Excerpt from a dataset

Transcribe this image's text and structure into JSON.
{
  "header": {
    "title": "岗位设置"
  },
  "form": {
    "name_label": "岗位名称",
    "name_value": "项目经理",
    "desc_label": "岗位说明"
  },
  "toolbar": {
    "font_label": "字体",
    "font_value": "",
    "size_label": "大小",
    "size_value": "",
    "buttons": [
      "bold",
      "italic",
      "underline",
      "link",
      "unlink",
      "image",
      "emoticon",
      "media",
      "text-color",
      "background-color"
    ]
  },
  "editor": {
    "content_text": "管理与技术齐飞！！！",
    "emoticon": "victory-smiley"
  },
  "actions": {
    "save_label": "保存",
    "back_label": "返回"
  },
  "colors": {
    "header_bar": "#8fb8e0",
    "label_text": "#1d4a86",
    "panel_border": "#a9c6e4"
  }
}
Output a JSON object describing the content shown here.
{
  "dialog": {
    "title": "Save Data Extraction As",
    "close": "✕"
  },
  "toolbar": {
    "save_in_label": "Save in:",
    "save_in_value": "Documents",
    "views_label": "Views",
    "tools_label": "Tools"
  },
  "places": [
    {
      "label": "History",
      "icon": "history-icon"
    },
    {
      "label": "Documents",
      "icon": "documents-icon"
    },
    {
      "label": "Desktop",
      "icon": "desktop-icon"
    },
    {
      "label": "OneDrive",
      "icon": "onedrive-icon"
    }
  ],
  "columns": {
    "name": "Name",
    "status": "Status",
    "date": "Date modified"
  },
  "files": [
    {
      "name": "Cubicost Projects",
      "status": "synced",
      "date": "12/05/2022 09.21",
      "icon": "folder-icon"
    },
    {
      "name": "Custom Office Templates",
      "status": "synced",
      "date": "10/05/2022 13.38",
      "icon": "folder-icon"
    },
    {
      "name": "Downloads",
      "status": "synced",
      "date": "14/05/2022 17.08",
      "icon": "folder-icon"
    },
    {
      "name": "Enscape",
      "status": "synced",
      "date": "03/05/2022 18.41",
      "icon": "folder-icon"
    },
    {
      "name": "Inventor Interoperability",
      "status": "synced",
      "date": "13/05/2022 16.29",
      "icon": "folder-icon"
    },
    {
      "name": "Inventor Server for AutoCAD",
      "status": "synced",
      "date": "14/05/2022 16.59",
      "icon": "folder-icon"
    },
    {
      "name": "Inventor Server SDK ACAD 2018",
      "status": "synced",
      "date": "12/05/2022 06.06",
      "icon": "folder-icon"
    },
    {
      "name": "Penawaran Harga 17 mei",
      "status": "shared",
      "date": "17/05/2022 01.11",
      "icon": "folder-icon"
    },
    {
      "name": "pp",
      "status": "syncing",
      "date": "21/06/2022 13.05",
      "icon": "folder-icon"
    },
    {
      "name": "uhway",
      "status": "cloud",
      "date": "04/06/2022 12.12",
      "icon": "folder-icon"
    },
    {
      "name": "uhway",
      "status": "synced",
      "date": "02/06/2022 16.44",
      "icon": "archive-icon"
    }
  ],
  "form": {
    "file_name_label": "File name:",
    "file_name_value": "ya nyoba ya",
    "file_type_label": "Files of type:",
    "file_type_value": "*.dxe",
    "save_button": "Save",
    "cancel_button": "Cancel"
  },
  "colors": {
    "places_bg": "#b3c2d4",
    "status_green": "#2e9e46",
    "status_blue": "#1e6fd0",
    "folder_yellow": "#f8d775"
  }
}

==

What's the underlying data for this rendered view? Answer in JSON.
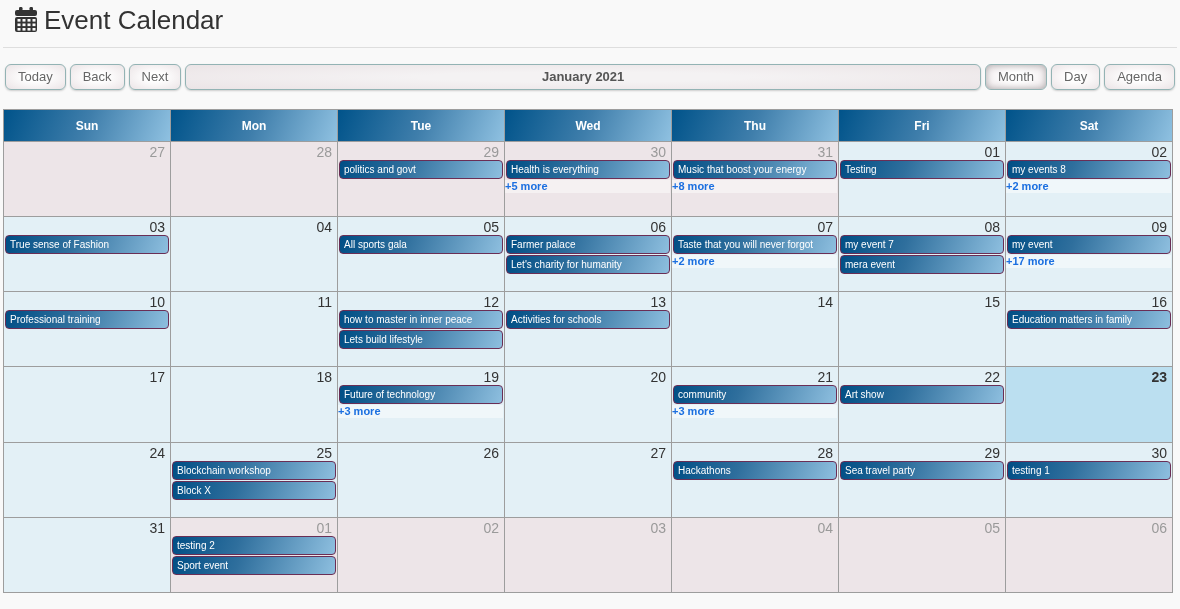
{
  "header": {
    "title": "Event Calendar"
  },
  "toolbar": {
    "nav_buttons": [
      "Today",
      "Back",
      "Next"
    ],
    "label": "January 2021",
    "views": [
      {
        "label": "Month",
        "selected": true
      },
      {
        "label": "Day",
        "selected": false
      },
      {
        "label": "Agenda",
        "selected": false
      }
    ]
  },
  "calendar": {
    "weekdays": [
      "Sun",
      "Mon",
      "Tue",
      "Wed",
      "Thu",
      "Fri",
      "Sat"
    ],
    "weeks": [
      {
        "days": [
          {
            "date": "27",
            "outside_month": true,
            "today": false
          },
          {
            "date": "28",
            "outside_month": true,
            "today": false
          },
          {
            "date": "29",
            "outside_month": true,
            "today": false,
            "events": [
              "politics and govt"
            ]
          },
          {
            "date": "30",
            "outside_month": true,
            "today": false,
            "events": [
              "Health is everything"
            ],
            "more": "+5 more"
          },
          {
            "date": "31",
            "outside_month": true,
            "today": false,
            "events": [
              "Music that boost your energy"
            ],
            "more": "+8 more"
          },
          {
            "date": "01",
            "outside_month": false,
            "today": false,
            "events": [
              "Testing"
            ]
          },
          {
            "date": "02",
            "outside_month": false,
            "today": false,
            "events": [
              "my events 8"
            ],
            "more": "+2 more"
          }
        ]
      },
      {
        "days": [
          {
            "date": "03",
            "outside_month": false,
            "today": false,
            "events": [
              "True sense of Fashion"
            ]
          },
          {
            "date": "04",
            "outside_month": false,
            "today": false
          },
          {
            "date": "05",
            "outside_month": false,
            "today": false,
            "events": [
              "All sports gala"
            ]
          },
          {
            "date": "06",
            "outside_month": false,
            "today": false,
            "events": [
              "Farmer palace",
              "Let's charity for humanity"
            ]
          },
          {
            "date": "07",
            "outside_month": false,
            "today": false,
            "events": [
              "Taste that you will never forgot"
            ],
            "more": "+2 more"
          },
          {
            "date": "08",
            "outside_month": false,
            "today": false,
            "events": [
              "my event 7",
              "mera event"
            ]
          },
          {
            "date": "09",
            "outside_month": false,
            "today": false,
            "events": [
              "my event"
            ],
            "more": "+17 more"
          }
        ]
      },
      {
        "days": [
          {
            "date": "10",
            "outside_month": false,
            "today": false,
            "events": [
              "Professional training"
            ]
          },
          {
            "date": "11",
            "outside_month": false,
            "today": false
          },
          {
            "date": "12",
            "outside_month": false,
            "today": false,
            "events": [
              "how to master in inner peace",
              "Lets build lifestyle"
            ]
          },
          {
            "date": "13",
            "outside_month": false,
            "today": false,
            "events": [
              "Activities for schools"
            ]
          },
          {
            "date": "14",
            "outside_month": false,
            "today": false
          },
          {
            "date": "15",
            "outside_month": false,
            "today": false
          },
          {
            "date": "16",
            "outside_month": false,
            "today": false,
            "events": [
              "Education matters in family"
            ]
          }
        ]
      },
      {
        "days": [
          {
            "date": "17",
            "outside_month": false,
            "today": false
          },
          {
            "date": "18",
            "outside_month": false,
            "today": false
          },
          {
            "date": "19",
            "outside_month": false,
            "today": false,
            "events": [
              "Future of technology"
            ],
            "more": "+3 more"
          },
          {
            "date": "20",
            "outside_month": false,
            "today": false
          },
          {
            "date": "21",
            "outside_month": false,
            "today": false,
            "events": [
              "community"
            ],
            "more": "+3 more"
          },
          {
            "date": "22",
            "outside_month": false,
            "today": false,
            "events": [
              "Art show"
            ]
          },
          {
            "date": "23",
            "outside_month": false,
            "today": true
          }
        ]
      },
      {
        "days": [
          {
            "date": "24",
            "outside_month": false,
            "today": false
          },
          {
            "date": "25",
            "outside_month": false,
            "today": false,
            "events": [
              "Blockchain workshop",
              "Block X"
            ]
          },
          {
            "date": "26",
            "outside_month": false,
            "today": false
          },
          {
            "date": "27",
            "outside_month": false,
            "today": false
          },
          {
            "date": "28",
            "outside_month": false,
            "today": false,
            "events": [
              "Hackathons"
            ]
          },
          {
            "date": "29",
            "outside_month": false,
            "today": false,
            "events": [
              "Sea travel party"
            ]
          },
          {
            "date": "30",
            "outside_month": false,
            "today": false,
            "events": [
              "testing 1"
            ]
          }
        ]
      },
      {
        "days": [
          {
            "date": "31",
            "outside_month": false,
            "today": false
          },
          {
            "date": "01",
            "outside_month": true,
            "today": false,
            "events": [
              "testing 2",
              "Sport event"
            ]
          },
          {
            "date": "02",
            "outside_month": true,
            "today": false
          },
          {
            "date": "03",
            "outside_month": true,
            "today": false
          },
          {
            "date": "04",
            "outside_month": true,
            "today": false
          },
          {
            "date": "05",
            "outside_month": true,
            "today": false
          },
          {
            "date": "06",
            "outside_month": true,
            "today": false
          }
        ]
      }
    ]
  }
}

STATED GOAL — Consider the entries above and return each line with the string "more".

RESULT OF THE EXERCISE —
            "more": "+5 more"
            "more": "+8 more"
            "more": "+2 more"
            "more": "+2 more"
            "more": "+17 more"
            "more": "+3 more"
            "more": "+3 more"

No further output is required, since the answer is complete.